[Stored data]
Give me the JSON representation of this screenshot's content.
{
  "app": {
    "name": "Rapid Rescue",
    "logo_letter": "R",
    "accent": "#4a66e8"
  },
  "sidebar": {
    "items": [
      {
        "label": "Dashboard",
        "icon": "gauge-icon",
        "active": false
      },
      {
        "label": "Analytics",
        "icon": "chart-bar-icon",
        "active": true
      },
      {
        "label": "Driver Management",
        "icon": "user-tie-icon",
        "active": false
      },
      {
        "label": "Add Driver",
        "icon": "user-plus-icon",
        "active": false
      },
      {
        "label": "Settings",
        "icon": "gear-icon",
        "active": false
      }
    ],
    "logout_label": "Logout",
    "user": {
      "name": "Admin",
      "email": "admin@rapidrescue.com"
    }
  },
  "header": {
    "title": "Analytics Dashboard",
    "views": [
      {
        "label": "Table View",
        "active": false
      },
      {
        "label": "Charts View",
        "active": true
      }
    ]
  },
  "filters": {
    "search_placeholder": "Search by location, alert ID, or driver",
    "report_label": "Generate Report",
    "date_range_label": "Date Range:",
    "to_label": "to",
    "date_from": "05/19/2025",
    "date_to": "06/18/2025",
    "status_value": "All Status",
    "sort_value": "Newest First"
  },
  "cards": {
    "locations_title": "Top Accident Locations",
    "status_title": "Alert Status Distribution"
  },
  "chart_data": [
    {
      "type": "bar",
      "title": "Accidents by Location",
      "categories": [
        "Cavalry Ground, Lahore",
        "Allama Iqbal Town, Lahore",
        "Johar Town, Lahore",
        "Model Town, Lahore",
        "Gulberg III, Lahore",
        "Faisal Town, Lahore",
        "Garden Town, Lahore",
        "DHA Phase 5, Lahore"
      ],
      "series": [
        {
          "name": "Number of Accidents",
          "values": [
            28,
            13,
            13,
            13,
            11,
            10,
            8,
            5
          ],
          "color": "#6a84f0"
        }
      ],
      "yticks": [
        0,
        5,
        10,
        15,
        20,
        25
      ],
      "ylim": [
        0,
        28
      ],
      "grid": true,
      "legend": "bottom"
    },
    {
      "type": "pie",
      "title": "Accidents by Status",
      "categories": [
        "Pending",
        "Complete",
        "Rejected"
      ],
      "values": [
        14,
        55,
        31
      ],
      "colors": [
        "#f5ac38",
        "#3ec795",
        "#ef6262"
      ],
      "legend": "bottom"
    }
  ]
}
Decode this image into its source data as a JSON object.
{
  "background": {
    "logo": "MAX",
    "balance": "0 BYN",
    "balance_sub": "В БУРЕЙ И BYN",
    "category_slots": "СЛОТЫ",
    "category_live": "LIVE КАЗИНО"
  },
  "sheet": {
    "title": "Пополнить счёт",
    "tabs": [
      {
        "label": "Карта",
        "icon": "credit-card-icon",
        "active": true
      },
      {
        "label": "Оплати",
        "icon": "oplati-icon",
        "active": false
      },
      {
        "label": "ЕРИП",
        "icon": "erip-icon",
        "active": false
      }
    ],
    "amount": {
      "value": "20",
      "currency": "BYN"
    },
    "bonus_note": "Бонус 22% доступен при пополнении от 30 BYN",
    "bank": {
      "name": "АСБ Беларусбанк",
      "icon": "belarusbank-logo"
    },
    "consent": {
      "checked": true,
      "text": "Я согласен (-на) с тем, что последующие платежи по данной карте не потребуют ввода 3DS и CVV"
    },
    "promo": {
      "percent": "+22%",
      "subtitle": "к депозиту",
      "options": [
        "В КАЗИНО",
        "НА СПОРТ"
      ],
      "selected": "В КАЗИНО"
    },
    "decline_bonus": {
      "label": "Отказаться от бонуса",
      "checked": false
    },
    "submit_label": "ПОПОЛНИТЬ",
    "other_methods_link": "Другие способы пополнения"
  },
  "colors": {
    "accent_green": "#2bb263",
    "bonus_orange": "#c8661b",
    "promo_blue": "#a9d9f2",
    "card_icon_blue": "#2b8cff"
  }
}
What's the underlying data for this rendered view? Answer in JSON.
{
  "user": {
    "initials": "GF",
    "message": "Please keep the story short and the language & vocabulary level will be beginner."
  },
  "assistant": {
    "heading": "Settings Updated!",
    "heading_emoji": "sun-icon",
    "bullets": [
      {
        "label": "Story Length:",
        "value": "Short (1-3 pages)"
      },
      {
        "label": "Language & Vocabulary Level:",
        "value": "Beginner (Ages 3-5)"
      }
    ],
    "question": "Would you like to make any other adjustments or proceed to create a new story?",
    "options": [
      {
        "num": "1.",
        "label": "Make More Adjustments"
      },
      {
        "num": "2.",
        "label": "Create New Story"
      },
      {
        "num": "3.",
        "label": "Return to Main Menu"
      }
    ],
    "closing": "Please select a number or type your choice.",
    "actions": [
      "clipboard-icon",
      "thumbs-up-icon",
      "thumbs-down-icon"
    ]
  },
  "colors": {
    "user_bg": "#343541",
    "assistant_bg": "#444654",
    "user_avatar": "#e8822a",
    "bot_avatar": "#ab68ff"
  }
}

**PROBLEM DESCRIPTION**
The records above should be duplicated in full, exactly as given.

**TASK OUTPUT**
Give me the JSON representation of this screenshot's content.
{
  "app": {
    "name": "Rapid Rescue",
    "logo_letter": "R",
    "accent": "#4a66e8"
  },
  "sidebar": {
    "items": [
      {
        "label": "Dashboard",
        "icon": "gauge-icon",
        "active": false
      },
      {
        "label": "Analytics",
        "icon": "chart-bar-icon",
        "active": true
      },
      {
        "label": "Driver Management",
        "icon": "user-tie-icon",
        "active": false
      },
      {
        "label": "Add Driver",
        "icon": "user-plus-icon",
        "active": false
      },
      {
        "label": "Settings",
        "icon": "gear-icon",
        "active": false
      }
    ],
    "logout_label": "Logout",
    "user": {
      "name": "Admin",
      "email": "admin@rapidrescue.com"
    }
  },
  "header": {
    "title": "Analytics Dashboard",
    "views": [
      {
        "label": "Table View",
        "active": false
      },
      {
        "label": "Charts View",
        "active": true
      }
    ]
  },
  "filters": {
    "search_placeholder": "Search by location, alert ID, or driver",
    "report_label": "Generate Report",
    "date_range_label": "Date Range:",
    "to_label": "to",
    "date_from": "05/19/2025",
    "date_to": "06/18/2025",
    "status_value": "All Status",
    "sort_value": "Newest First"
  },
  "cards": {
    "locations_title": "Top Accident Locations",
    "status_title": "Alert Status Distribution"
  },
  "chart_data": [
    {
      "type": "bar",
      "title": "Accidents by Location",
      "categories": [
        "Cavalry Ground, Lahore",
        "Allama Iqbal Town, Lahore",
        "Johar Town, Lahore",
        "Model Town, Lahore",
        "Gulberg III, Lahore",
        "Faisal Town, Lahore",
        "Garden Town, Lahore",
        "DHA Phase 5, Lahore"
      ],
      "series": [
        {
          "name": "Number of Accidents",
          "values": [
            28,
            13,
            13,
            13,
            11,
            10,
            8,
            5
          ],
          "color": "#6a84f0"
        }
      ],
      "yticks": [
        0,
        5,
        10,
        15,
        20,
        25
      ],
      "ylim": [
        0,
        28
      ],
      "grid": true,
      "legend": "bottom"
    },
    {
      "type": "pie",
      "title": "Accidents by Status",
      "categories": [
        "Pending",
        "Complete",
        "Rejected"
      ],
      "values": [
        14,
        55,
        31
      ],
      "colors": [
        "#f5ac38",
        "#3ec795",
        "#ef6262"
      ],
      "legend": "bottom"
    }
  ]
}
Decode this image into its source data as a JSON object.
{
  "background": {
    "logo": "MAX",
    "balance": "0 BYN",
    "balance_sub": "В БУРЕЙ И BYN",
    "category_slots": "СЛОТЫ",
    "category_live": "LIVE КАЗИНО"
  },
  "sheet": {
    "title": "Пополнить счёт",
    "tabs": [
      {
        "label": "Карта",
        "icon": "credit-card-icon",
        "active": true
      },
      {
        "label": "Оплати",
        "icon": "oplati-icon",
        "active": false
      },
      {
        "label": "ЕРИП",
        "icon": "erip-icon",
        "active": false
      }
    ],
    "amount": {
      "value": "20",
      "currency": "BYN"
    },
    "bonus_note": "Бонус 22% доступен при пополнении от 30 BYN",
    "bank": {
      "name": "АСБ Беларусбанк",
      "icon": "belarusbank-logo"
    },
    "consent": {
      "checked": true,
      "text": "Я согласен (-на) с тем, что последующие платежи по данной карте не потребуют ввода 3DS и CVV"
    },
    "promo": {
      "percent": "+22%",
      "subtitle": "к депозиту",
      "options": [
        "В КАЗИНО",
        "НА СПОРТ"
      ],
      "selected": "В КАЗИНО"
    },
    "decline_bonus": {
      "label": "Отказаться от бонуса",
      "checked": false
    },
    "submit_label": "ПОПОЛНИТЬ",
    "other_methods_link": "Другие способы пополнения"
  },
  "colors": {
    "accent_green": "#2bb263",
    "bonus_orange": "#c8661b",
    "promo_blue": "#a9d9f2",
    "card_icon_blue": "#2b8cff"
  }
}
What's the underlying data for this rendered view? Answer in JSON.
{
  "user": {
    "initials": "GF",
    "message": "Please keep the story short and the language & vocabulary level will be beginner."
  },
  "assistant": {
    "heading": "Settings Updated!",
    "heading_emoji": "sun-icon",
    "bullets": [
      {
        "label": "Story Length:",
        "value": "Short (1-3 pages)"
      },
      {
        "label": "Language & Vocabulary Level:",
        "value": "Beginner (Ages 3-5)"
      }
    ],
    "question": "Would you like to make any other adjustments or proceed to create a new story?",
    "options": [
      {
        "num": "1.",
        "label": "Make More Adjustments"
      },
      {
        "num": "2.",
        "label": "Create New Story"
      },
      {
        "num": "3.",
        "label": "Return to Main Menu"
      }
    ],
    "closing": "Please select a number or type your choice.",
    "actions": [
      "clipboard-icon",
      "thumbs-up-icon",
      "thumbs-down-icon"
    ]
  },
  "colors": {
    "user_bg": "#343541",
    "assistant_bg": "#444654",
    "user_avatar": "#e8822a",
    "bot_avatar": "#ab68ff"
  }
}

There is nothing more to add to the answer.